Begin
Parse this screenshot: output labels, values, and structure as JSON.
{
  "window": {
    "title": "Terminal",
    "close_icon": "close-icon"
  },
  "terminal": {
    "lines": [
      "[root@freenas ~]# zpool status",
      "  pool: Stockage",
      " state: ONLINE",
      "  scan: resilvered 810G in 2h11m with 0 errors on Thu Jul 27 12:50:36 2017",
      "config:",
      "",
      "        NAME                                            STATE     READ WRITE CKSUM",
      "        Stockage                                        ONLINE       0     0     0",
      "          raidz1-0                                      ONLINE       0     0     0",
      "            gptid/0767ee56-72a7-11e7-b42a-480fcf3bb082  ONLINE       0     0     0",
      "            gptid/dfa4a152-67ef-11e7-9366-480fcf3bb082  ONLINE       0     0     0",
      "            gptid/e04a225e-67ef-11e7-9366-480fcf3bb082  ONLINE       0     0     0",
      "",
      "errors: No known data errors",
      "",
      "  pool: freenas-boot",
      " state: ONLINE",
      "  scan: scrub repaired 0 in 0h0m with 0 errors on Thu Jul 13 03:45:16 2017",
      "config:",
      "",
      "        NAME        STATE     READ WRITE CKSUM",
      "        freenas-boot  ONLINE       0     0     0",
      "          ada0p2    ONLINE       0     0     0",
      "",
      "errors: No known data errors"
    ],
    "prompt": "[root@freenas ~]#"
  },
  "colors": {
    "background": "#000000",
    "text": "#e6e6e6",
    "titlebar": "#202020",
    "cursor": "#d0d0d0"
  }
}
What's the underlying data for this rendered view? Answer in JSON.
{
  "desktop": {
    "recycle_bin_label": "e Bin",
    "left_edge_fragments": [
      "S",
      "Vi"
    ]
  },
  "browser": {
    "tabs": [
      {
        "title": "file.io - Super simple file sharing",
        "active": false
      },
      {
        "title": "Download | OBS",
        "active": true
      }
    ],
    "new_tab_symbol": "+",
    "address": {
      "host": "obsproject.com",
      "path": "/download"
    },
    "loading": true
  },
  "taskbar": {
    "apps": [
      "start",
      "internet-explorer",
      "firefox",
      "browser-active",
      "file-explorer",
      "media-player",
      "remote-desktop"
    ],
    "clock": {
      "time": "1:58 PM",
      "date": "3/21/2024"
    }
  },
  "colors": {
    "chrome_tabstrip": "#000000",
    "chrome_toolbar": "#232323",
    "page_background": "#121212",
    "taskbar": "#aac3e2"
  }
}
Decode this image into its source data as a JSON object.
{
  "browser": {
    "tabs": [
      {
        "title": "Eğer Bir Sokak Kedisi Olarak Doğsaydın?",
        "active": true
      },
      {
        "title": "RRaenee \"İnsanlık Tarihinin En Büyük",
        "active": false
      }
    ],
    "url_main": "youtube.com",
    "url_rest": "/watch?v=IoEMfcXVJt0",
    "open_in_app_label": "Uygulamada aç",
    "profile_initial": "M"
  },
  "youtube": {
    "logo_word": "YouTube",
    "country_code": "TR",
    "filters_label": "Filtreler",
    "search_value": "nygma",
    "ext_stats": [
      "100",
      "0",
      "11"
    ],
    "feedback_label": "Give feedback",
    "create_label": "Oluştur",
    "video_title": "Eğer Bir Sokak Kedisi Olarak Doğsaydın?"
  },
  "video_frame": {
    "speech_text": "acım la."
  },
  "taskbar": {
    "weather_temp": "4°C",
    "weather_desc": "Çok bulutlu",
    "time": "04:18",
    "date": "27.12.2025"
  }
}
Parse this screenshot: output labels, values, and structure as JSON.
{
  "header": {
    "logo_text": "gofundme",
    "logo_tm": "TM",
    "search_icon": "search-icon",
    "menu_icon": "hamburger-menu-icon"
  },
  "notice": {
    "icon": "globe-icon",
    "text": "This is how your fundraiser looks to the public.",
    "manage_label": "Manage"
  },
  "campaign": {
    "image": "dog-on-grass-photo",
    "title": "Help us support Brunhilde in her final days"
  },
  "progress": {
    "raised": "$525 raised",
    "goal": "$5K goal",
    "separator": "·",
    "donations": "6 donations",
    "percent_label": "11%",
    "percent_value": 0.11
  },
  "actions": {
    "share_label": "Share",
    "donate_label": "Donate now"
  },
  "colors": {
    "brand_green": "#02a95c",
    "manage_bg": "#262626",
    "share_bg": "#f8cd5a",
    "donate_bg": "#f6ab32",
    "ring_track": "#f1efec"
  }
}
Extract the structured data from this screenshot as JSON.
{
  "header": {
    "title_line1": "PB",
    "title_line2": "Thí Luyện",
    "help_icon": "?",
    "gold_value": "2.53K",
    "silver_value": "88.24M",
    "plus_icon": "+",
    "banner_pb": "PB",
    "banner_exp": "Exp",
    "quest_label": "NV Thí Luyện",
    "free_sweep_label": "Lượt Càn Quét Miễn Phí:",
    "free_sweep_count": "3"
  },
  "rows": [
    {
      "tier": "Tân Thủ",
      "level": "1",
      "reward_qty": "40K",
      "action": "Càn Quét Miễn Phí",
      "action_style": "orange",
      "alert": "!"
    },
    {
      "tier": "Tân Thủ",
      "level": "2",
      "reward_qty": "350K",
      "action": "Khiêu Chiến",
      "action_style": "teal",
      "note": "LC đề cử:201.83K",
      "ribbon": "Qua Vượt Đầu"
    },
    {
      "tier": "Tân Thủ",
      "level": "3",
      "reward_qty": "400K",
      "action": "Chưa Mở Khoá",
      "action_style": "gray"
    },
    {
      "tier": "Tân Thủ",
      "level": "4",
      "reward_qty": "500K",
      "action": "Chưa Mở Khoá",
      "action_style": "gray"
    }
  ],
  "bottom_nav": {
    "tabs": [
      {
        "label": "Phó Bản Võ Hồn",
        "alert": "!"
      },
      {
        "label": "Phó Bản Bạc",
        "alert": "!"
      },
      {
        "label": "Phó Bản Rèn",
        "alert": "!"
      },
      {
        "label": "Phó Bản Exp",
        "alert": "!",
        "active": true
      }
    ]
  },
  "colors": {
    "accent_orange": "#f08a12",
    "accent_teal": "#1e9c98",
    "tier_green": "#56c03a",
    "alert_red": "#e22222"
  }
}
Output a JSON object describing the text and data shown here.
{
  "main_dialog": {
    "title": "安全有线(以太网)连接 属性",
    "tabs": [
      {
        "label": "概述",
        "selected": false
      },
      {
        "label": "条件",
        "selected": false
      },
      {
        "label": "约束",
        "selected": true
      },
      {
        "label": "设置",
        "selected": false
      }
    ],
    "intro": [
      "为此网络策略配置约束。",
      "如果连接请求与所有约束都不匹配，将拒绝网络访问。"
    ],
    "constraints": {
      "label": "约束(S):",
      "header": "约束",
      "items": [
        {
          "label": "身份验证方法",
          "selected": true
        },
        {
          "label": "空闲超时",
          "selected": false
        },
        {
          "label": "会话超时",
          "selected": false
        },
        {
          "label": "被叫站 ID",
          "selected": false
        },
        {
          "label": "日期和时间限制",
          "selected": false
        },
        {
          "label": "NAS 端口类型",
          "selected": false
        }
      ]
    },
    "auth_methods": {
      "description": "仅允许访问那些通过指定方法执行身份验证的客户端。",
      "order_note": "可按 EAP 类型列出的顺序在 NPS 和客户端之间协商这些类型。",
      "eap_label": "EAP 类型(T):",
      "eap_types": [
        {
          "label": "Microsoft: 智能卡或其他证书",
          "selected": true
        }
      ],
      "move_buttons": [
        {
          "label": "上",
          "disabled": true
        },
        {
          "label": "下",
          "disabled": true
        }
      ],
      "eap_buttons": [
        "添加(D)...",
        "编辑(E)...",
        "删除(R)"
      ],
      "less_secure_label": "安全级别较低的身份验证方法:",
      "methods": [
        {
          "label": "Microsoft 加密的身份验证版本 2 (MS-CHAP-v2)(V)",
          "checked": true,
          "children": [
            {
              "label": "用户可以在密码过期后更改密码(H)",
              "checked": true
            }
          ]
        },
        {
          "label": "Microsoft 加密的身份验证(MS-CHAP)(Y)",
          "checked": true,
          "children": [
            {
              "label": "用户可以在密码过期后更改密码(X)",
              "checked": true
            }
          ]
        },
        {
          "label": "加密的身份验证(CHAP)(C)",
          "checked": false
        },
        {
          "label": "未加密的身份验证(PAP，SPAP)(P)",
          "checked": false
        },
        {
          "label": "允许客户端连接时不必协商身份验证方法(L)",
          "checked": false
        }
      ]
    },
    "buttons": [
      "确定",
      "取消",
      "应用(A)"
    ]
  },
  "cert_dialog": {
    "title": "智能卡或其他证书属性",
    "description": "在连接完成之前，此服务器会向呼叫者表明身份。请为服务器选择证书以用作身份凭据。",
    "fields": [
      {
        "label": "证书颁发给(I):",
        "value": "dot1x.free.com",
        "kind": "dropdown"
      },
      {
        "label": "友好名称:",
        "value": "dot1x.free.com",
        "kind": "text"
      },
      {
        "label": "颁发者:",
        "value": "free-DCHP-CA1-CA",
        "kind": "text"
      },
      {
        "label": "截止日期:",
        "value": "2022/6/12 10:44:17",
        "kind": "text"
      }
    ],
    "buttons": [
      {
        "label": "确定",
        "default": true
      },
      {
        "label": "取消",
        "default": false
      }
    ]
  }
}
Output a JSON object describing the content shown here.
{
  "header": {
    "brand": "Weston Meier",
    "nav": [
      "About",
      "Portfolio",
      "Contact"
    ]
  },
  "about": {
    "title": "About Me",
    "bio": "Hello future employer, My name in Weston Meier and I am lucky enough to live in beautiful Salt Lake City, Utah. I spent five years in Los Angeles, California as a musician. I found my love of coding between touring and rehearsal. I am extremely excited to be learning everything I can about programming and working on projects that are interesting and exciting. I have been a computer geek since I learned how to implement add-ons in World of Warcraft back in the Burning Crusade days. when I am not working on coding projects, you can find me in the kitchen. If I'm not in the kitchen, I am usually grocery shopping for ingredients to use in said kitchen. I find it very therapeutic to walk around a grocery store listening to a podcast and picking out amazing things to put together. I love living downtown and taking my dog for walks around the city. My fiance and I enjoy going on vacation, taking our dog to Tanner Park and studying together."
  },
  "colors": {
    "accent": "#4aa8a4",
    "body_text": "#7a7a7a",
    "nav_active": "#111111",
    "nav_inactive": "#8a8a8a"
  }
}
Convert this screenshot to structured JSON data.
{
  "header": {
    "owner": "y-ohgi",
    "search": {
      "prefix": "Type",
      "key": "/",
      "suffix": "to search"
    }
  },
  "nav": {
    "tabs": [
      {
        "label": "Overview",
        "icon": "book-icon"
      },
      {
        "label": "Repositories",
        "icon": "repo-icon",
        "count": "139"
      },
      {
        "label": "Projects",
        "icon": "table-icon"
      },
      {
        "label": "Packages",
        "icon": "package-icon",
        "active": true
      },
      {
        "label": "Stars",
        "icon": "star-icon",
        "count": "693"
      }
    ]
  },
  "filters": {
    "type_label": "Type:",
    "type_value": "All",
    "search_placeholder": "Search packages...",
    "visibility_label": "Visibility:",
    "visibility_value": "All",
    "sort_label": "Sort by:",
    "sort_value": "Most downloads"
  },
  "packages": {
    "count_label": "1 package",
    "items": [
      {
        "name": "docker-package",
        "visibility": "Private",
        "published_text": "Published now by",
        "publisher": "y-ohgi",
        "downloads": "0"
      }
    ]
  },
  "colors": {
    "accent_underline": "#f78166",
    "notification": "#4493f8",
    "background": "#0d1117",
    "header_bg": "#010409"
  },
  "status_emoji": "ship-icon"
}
End
_GOAL:_
Pull out every line of the records above that contains the word "Miễn".

_COMPLETED TASK:_
    "free_sweep_label": "Lượt Càn Quét Miễn Phí:",
      "action": "Càn Quét Miễn Phí",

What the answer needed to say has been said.